### Requirements
Reproduce the full listing that appears beneath this instruction exactly.

### Material for this exercise

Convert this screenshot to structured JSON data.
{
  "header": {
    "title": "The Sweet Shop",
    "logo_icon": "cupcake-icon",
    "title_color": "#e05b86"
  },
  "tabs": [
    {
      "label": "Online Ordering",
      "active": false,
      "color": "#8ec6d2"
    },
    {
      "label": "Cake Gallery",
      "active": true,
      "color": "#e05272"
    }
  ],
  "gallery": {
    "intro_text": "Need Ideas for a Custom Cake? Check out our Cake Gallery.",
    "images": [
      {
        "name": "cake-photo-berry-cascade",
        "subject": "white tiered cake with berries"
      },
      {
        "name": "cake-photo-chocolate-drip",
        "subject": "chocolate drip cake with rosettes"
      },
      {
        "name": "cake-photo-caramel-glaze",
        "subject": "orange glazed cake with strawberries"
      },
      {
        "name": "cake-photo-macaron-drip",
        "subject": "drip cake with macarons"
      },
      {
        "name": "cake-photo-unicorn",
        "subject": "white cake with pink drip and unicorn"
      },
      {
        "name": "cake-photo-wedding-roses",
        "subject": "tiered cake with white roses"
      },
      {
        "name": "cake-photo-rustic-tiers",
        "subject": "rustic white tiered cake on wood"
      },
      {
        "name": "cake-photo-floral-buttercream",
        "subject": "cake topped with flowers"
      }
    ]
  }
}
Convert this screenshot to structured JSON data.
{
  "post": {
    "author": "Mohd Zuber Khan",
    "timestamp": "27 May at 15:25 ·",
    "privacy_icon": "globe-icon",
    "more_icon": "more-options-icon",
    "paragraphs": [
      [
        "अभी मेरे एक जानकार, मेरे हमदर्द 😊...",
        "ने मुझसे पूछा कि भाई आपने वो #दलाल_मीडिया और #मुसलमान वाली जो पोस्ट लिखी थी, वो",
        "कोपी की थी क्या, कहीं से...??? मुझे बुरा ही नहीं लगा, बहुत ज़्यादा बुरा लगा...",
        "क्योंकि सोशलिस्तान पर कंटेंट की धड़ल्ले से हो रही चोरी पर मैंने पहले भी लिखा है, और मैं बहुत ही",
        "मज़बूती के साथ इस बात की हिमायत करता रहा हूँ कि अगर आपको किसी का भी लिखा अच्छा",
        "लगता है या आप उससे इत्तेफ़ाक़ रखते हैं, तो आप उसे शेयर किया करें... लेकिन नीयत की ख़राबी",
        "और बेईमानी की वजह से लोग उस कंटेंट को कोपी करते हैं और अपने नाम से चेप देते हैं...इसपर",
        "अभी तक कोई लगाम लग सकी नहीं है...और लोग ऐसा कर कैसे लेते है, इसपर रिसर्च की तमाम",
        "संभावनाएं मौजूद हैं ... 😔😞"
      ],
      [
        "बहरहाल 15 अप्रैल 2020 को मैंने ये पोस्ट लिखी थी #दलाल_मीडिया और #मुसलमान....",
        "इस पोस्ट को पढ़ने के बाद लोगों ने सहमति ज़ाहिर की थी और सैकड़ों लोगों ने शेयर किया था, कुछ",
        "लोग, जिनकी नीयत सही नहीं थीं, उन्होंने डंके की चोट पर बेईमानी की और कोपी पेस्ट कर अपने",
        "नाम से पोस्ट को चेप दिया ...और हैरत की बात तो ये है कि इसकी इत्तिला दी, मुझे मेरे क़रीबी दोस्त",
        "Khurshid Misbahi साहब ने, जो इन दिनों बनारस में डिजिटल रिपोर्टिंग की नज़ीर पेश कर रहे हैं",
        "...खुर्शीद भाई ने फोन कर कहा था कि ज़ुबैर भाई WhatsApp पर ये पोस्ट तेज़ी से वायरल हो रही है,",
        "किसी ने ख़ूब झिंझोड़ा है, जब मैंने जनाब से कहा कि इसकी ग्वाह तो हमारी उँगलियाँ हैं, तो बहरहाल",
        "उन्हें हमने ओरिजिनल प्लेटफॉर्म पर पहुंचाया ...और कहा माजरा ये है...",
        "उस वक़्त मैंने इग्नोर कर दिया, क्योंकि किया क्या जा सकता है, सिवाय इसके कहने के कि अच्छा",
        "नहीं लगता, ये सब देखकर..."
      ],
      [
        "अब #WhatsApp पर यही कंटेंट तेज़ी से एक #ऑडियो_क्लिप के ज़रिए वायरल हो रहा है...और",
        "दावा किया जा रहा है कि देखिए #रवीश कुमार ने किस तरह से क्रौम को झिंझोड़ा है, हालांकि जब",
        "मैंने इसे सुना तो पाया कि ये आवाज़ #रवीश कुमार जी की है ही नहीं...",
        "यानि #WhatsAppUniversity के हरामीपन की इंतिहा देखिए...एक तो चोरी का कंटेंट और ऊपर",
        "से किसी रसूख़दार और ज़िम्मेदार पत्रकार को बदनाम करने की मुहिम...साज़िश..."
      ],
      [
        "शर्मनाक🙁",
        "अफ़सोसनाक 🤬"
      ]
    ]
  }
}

### Correct output
Convert this screenshot to structured JSON data.
{
  "header": {
    "title": "The Sweet Shop",
    "logo_icon": "cupcake-icon",
    "title_color": "#e05b86"
  },
  "tabs": [
    {
      "label": "Online Ordering",
      "active": false,
      "color": "#8ec6d2"
    },
    {
      "label": "Cake Gallery",
      "active": true,
      "color": "#e05272"
    }
  ],
  "gallery": {
    "intro_text": "Need Ideas for a Custom Cake? Check out our Cake Gallery.",
    "images": [
      {
        "name": "cake-photo-berry-cascade",
        "subject": "white tiered cake with berries"
      },
      {
        "name": "cake-photo-chocolate-drip",
        "subject": "chocolate drip cake with rosettes"
      },
      {
        "name": "cake-photo-caramel-glaze",
        "subject": "orange glazed cake with strawberries"
      },
      {
        "name": "cake-photo-macaron-drip",
        "subject": "drip cake with macarons"
      },
      {
        "name": "cake-photo-unicorn",
        "subject": "white cake with pink drip and unicorn"
      },
      {
        "name": "cake-photo-wedding-roses",
        "subject": "tiered cake with white roses"
      },
      {
        "name": "cake-photo-rustic-tiers",
        "subject": "rustic white tiered cake on wood"
      },
      {
        "name": "cake-photo-floral-buttercream",
        "subject": "cake topped with flowers"
      }
    ]
  }
}
Convert this screenshot to structured JSON data.
{
  "post": {
    "author": "Mohd Zuber Khan",
    "timestamp": "27 May at 15:25 ·",
    "privacy_icon": "globe-icon",
    "more_icon": "more-options-icon",
    "paragraphs": [
      [
        "अभी मेरे एक जानकार, मेरे हमदर्द 😊...",
        "ने मुझसे पूछा कि भाई आपने वो #दलाल_मीडिया और #मुसलमान वाली जो पोस्ट लिखी थी, वो",
        "कोपी की थी क्या, कहीं से...??? मुझे बुरा ही नहीं लगा, बहुत ज़्यादा बुरा लगा...",
        "क्योंकि सोशलिस्तान पर कंटेंट की धड़ल्ले से हो रही चोरी पर मैंने पहले भी लिखा है, और मैं बहुत ही",
        "मज़बूती के साथ इस बात की हिमायत करता रहा हूँ कि अगर आपको किसी का भी लिखा अच्छा",
        "लगता है या आप उससे इत्तेफ़ाक़ रखते हैं, तो आप उसे शेयर किया करें... लेकिन नीयत की ख़राबी",
        "और बेईमानी की वजह से लोग उस कंटेंट को कोपी करते हैं और अपने नाम से चेप देते हैं...इसपर",
        "अभी तक कोई लगाम लग सकी नहीं है...और लोग ऐसा कर कैसे लेते है, इसपर रिसर्च की तमाम",
        "संभावनाएं मौजूद हैं ... 😔😞"
      ],
      [
        "बहरहाल 15 अप्रैल 2020 को मैंने ये पोस्ट लिखी थी #दलाल_मीडिया और #मुसलमान....",
        "इस पोस्ट को पढ़ने के बाद लोगों ने सहमति ज़ाहिर की थी और सैकड़ों लोगों ने शेयर किया था, कुछ",
        "लोग, जिनकी नीयत सही नहीं थीं, उन्होंने डंके की चोट पर बेईमानी की और कोपी पेस्ट कर अपने",
        "नाम से पोस्ट को चेप दिया ...और हैरत की बात तो ये है कि इसकी इत्तिला दी, मुझे मेरे क़रीबी दोस्त",
        "Khurshid Misbahi साहब ने, जो इन दिनों बनारस में डिजिटल रिपोर्टिंग की नज़ीर पेश कर रहे हैं",
        "...खुर्शीद भाई ने फोन कर कहा था कि ज़ुबैर भाई WhatsApp पर ये पोस्ट तेज़ी से वायरल हो रही है,",
        "किसी ने ख़ूब झिंझोड़ा है, जब मैंने जनाब से कहा कि इसकी ग्वाह तो हमारी उँगलियाँ हैं, तो बहरहाल",
        "उन्हें हमने ओरिजिनल प्लेटफॉर्म पर पहुंचाया ...और कहा माजरा ये है...",
        "उस वक़्त मैंने इग्नोर कर दिया, क्योंकि किया क्या जा सकता है, सिवाय इसके कहने के कि अच्छा",
        "नहीं लगता, ये सब देखकर..."
      ],
      [
        "अब #WhatsApp पर यही कंटेंट तेज़ी से एक #ऑडियो_क्लिप के ज़रिए वायरल हो रहा है...और",
        "दावा किया जा रहा है कि देखिए #रवीश कुमार ने किस तरह से क्रौम को झिंझोड़ा है, हालांकि जब",
        "मैंने इसे सुना तो पाया कि ये आवाज़ #रवीश कुमार जी की है ही नहीं...",
        "यानि #WhatsAppUniversity के हरामीपन की इंतिहा देखिए...एक तो चोरी का कंटेंट और ऊपर",
        "से किसी रसूख़दार और ज़िम्मेदार पत्रकार को बदनाम करने की मुहिम...साज़िश..."
      ],
      [
        "शर्मनाक🙁",
        "अफ़सोसनाक 🤬"
      ]
    ]
  }
}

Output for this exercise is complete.